▸ **Problem statement**: Could you write out the records below exactly as they appear?

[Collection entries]
####################

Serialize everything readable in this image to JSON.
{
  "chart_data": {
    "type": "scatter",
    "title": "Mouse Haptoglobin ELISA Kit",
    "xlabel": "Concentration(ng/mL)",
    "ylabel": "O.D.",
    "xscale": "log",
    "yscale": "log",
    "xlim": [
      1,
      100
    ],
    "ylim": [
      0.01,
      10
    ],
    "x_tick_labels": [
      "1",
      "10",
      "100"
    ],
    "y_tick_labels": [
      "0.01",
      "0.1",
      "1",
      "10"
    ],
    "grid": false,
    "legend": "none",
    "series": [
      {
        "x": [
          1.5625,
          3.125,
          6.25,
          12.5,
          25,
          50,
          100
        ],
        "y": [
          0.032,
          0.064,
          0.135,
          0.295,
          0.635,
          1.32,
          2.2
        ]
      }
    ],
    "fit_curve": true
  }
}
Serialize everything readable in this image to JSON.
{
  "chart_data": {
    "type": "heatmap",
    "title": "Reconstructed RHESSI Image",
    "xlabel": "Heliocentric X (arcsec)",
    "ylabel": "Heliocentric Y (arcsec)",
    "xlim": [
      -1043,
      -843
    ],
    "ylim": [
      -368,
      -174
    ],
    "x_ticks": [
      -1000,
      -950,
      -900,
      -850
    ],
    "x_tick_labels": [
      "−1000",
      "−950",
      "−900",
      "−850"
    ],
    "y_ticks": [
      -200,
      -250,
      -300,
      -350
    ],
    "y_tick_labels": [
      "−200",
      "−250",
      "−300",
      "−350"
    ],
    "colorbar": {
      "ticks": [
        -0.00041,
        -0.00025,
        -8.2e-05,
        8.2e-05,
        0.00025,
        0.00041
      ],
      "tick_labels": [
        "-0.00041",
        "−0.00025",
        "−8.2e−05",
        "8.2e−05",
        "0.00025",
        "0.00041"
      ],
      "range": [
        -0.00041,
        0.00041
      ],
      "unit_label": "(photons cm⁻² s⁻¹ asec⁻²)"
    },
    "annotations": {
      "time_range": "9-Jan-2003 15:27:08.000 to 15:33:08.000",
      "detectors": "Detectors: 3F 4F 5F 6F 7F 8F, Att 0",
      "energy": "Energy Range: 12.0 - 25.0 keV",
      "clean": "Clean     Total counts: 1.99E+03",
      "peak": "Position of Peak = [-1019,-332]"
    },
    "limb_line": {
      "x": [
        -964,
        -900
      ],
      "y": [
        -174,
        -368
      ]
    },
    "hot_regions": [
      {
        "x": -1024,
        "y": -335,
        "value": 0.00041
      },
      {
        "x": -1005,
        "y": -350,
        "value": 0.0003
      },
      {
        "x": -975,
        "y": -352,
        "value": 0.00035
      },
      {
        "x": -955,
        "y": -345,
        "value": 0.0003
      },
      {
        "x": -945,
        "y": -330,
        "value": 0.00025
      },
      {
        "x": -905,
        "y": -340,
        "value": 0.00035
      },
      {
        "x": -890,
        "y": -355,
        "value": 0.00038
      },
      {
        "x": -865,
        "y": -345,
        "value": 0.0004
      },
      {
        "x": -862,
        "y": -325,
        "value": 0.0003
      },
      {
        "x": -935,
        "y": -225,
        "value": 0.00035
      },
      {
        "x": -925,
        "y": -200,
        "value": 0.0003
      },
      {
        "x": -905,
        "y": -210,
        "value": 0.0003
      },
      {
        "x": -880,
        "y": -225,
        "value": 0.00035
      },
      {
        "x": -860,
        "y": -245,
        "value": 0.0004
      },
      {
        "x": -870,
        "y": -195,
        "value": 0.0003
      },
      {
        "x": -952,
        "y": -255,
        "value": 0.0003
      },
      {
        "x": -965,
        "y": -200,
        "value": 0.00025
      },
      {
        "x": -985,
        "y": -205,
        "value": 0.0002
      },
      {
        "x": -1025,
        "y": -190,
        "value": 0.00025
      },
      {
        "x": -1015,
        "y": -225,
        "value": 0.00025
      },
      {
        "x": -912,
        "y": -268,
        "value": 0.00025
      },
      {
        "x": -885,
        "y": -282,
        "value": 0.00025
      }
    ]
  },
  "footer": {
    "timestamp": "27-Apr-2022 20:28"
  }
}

####################

▸ **Written reply**:
Serialize everything readable in this image to JSON.
{
  "chart_data": {
    "type": "scatter",
    "title": "Mouse Haptoglobin ELISA Kit",
    "xlabel": "Concentration(ng/mL)",
    "ylabel": "O.D.",
    "xscale": "log",
    "yscale": "log",
    "xlim": [
      1,
      100
    ],
    "ylim": [
      0.01,
      10
    ],
    "x_tick_labels": [
      "1",
      "10",
      "100"
    ],
    "y_tick_labels": [
      "0.01",
      "0.1",
      "1",
      "10"
    ],
    "grid": false,
    "legend": "none",
    "series": [
      {
        "x": [
          1.5625,
          3.125,
          6.25,
          12.5,
          25,
          50,
          100
        ],
        "y": [
          0.032,
          0.064,
          0.135,
          0.295,
          0.635,
          1.32,
          2.2
        ]
      }
    ],
    "fit_curve": true
  }
}
Serialize everything readable in this image to JSON.
{
  "chart_data": {
    "type": "heatmap",
    "title": "Reconstructed RHESSI Image",
    "xlabel": "Heliocentric X (arcsec)",
    "ylabel": "Heliocentric Y (arcsec)",
    "xlim": [
      -1043,
      -843
    ],
    "ylim": [
      -368,
      -174
    ],
    "x_ticks": [
      -1000,
      -950,
      -900,
      -850
    ],
    "x_tick_labels": [
      "−1000",
      "−950",
      "−900",
      "−850"
    ],
    "y_ticks": [
      -200,
      -250,
      -300,
      -350
    ],
    "y_tick_labels": [
      "−200",
      "−250",
      "−300",
      "−350"
    ],
    "colorbar": {
      "ticks": [
        -0.00041,
        -0.00025,
        -8.2e-05,
        8.2e-05,
        0.00025,
        0.00041
      ],
      "tick_labels": [
        "-0.00041",
        "−0.00025",
        "−8.2e−05",
        "8.2e−05",
        "0.00025",
        "0.00041"
      ],
      "range": [
        -0.00041,
        0.00041
      ],
      "unit_label": "(photons cm⁻² s⁻¹ asec⁻²)"
    },
    "annotations": {
      "time_range": "9-Jan-2003 15:27:08.000 to 15:33:08.000",
      "detectors": "Detectors: 3F 4F 5F 6F 7F 8F, Att 0",
      "energy": "Energy Range: 12.0 - 25.0 keV",
      "clean": "Clean     Total counts: 1.99E+03",
      "peak": "Position of Peak = [-1019,-332]"
    },
    "limb_line": {
      "x": [
        -964,
        -900
      ],
      "y": [
        -174,
        -368
      ]
    },
    "hot_regions": [
      {
        "x": -1024,
        "y": -335,
        "value": 0.00041
      },
      {
        "x": -1005,
        "y": -350,
        "value": 0.0003
      },
      {
        "x": -975,
        "y": -352,
        "value": 0.00035
      },
      {
        "x": -955,
        "y": -345,
        "value": 0.0003
      },
      {
        "x": -945,
        "y": -330,
        "value": 0.00025
      },
      {
        "x": -905,
        "y": -340,
        "value": 0.00035
      },
      {
        "x": -890,
        "y": -355,
        "value": 0.00038
      },
      {
        "x": -865,
        "y": -345,
        "value": 0.0004
      },
      {
        "x": -862,
        "y": -325,
        "value": 0.0003
      },
      {
        "x": -935,
        "y": -225,
        "value": 0.00035
      },
      {
        "x": -925,
        "y": -200,
        "value": 0.0003
      },
      {
        "x": -905,
        "y": -210,
        "value": 0.0003
      },
      {
        "x": -880,
        "y": -225,
        "value": 0.00035
      },
      {
        "x": -860,
        "y": -245,
        "value": 0.0004
      },
      {
        "x": -870,
        "y": -195,
        "value": 0.0003
      },
      {
        "x": -952,
        "y": -255,
        "value": 0.0003
      },
      {
        "x": -965,
        "y": -200,
        "value": 0.00025
      },
      {
        "x": -985,
        "y": -205,
        "value": 0.0002
      },
      {
        "x": -1025,
        "y": -190,
        "value": 0.00025
      },
      {
        "x": -1015,
        "y": -225,
        "value": 0.00025
      },
      {
        "x": -912,
        "y": -268,
        "value": 0.00025
      },
      {
        "x": -885,
        "y": -282,
        "value": 0.00025
      }
    ]
  },
  "footer": {
    "timestamp": "27-Apr-2022 20:28"
  }
}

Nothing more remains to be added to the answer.